## Problem description
Could you write out the records below exactly as they appear?

## Entries shown

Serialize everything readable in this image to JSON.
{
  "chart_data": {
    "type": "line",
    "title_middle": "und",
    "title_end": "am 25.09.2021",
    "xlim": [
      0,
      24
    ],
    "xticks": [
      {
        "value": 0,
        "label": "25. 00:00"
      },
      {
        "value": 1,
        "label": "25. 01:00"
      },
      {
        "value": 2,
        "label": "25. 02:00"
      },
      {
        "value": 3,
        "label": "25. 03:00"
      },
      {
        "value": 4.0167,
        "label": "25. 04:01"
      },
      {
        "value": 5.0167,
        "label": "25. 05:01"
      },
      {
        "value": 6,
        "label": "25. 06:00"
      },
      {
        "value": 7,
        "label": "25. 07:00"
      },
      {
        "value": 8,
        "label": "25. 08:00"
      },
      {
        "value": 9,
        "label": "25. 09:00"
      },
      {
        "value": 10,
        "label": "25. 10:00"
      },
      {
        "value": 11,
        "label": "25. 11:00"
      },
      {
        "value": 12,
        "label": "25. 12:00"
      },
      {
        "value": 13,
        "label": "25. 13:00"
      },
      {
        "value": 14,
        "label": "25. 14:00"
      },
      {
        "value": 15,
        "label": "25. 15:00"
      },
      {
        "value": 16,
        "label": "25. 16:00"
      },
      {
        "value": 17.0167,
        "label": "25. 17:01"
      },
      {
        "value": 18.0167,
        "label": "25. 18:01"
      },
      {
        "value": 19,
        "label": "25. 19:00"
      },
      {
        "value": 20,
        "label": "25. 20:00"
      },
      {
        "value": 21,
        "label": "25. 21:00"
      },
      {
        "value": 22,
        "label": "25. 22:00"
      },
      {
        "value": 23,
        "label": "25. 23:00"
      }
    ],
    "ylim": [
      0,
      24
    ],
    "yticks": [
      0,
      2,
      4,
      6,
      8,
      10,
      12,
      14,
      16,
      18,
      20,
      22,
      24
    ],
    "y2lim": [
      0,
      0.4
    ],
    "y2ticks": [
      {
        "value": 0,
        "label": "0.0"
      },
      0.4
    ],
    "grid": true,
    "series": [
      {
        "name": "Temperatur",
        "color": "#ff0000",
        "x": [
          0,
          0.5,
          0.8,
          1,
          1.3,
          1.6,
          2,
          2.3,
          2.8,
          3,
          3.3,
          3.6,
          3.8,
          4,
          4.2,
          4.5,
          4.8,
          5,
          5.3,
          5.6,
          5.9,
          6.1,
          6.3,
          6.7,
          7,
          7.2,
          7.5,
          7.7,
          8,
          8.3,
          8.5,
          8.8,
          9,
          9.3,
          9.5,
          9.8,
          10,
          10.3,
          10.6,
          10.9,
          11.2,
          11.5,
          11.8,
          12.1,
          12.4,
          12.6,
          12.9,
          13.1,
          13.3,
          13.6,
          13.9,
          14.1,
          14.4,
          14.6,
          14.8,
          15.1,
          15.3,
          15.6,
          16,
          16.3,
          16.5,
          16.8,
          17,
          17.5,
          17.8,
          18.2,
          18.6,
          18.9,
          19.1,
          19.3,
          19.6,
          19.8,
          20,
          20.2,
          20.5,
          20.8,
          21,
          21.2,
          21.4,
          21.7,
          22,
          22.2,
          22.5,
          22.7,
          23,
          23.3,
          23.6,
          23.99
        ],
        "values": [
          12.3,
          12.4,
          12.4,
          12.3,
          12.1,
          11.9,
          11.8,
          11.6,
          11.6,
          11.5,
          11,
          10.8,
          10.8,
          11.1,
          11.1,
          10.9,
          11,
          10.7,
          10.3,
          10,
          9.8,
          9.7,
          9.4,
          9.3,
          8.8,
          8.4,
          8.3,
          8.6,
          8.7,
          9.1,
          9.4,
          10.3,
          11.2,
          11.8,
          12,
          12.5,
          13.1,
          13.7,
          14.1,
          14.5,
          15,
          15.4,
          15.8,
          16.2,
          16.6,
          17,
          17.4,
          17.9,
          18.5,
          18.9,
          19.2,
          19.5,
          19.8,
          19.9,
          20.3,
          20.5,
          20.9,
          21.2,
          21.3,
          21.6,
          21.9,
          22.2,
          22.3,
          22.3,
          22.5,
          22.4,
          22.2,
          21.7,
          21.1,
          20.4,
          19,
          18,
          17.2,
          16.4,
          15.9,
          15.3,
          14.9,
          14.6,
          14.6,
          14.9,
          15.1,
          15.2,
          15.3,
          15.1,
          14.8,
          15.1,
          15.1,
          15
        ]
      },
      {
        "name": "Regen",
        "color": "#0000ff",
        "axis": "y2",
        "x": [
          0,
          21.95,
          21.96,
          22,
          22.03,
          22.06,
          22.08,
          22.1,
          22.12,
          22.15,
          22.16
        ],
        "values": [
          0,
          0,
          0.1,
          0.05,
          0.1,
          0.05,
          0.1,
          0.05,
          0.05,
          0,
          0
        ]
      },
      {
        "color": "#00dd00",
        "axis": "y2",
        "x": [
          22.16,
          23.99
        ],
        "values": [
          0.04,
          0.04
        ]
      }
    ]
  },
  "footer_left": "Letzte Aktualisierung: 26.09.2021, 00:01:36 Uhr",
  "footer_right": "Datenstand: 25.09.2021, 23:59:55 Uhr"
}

## Task response
Serialize everything readable in this image to JSON.
{
  "chart_data": {
    "type": "line",
    "title_middle": "und",
    "title_end": "am 25.09.2021",
    "xlim": [
      0,
      24
    ],
    "xticks": [
      {
        "value": 0,
        "label": "25. 00:00"
      },
      {
        "value": 1,
        "label": "25. 01:00"
      },
      {
        "value": 2,
        "label": "25. 02:00"
      },
      {
        "value": 3,
        "label": "25. 03:00"
      },
      {
        "value": 4.0167,
        "label": "25. 04:01"
      },
      {
        "value": 5.0167,
        "label": "25. 05:01"
      },
      {
        "value": 6,
        "label": "25. 06:00"
      },
      {
        "value": 7,
        "label": "25. 07:00"
      },
      {
        "value": 8,
        "label": "25. 08:00"
      },
      {
        "value": 9,
        "label": "25. 09:00"
      },
      {
        "value": 10,
        "label": "25. 10:00"
      },
      {
        "value": 11,
        "label": "25. 11:00"
      },
      {
        "value": 12,
        "label": "25. 12:00"
      },
      {
        "value": 13,
        "label": "25. 13:00"
      },
      {
        "value": 14,
        "label": "25. 14:00"
      },
      {
        "value": 15,
        "label": "25. 15:00"
      },
      {
        "value": 16,
        "label": "25. 16:00"
      },
      {
        "value": 17.0167,
        "label": "25. 17:01"
      },
      {
        "value": 18.0167,
        "label": "25. 18:01"
      },
      {
        "value": 19,
        "label": "25. 19:00"
      },
      {
        "value": 20,
        "label": "25. 20:00"
      },
      {
        "value": 21,
        "label": "25. 21:00"
      },
      {
        "value": 22,
        "label": "25. 22:00"
      },
      {
        "value": 23,
        "label": "25. 23:00"
      }
    ],
    "ylim": [
      0,
      24
    ],
    "yticks": [
      0,
      2,
      4,
      6,
      8,
      10,
      12,
      14,
      16,
      18,
      20,
      22,
      24
    ],
    "y2lim": [
      0,
      0.4
    ],
    "y2ticks": [
      {
        "value": 0,
        "label": "0.0"
      },
      0.4
    ],
    "grid": true,
    "series": [
      {
        "name": "Temperatur",
        "color": "#ff0000",
        "x": [
          0,
          0.5,
          0.8,
          1,
          1.3,
          1.6,
          2,
          2.3,
          2.8,
          3,
          3.3,
          3.6,
          3.8,
          4,
          4.2,
          4.5,
          4.8,
          5,
          5.3,
          5.6,
          5.9,
          6.1,
          6.3,
          6.7,
          7,
          7.2,
          7.5,
          7.7,
          8,
          8.3,
          8.5,
          8.8,
          9,
          9.3,
          9.5,
          9.8,
          10,
          10.3,
          10.6,
          10.9,
          11.2,
          11.5,
          11.8,
          12.1,
          12.4,
          12.6,
          12.9,
          13.1,
          13.3,
          13.6,
          13.9,
          14.1,
          14.4,
          14.6,
          14.8,
          15.1,
          15.3,
          15.6,
          16,
          16.3,
          16.5,
          16.8,
          17,
          17.5,
          17.8,
          18.2,
          18.6,
          18.9,
          19.1,
          19.3,
          19.6,
          19.8,
          20,
          20.2,
          20.5,
          20.8,
          21,
          21.2,
          21.4,
          21.7,
          22,
          22.2,
          22.5,
          22.7,
          23,
          23.3,
          23.6,
          23.99
        ],
        "values": [
          12.3,
          12.4,
          12.4,
          12.3,
          12.1,
          11.9,
          11.8,
          11.6,
          11.6,
          11.5,
          11,
          10.8,
          10.8,
          11.1,
          11.1,
          10.9,
          11,
          10.7,
          10.3,
          10,
          9.8,
          9.7,
          9.4,
          9.3,
          8.8,
          8.4,
          8.3,
          8.6,
          8.7,
          9.1,
          9.4,
          10.3,
          11.2,
          11.8,
          12,
          12.5,
          13.1,
          13.7,
          14.1,
          14.5,
          15,
          15.4,
          15.8,
          16.2,
          16.6,
          17,
          17.4,
          17.9,
          18.5,
          18.9,
          19.2,
          19.5,
          19.8,
          19.9,
          20.3,
          20.5,
          20.9,
          21.2,
          21.3,
          21.6,
          21.9,
          22.2,
          22.3,
          22.3,
          22.5,
          22.4,
          22.2,
          21.7,
          21.1,
          20.4,
          19,
          18,
          17.2,
          16.4,
          15.9,
          15.3,
          14.9,
          14.6,
          14.6,
          14.9,
          15.1,
          15.2,
          15.3,
          15.1,
          14.8,
          15.1,
          15.1,
          15
        ]
      },
      {
        "name": "Regen",
        "color": "#0000ff",
        "axis": "y2",
        "x": [
          0,
          21.95,
          21.96,
          22,
          22.03,
          22.06,
          22.08,
          22.1,
          22.12,
          22.15,
          22.16
        ],
        "values": [
          0,
          0,
          0.1,
          0.05,
          0.1,
          0.05,
          0.1,
          0.05,
          0.05,
          0,
          0
        ]
      },
      {
        "color": "#00dd00",
        "axis": "y2",
        "x": [
          22.16,
          23.99
        ],
        "values": [
          0.04,
          0.04
        ]
      }
    ]
  },
  "footer_left": "Letzte Aktualisierung: 26.09.2021, 00:01:36 Uhr",
  "footer_right": "Datenstand: 25.09.2021, 23:59:55 Uhr"
}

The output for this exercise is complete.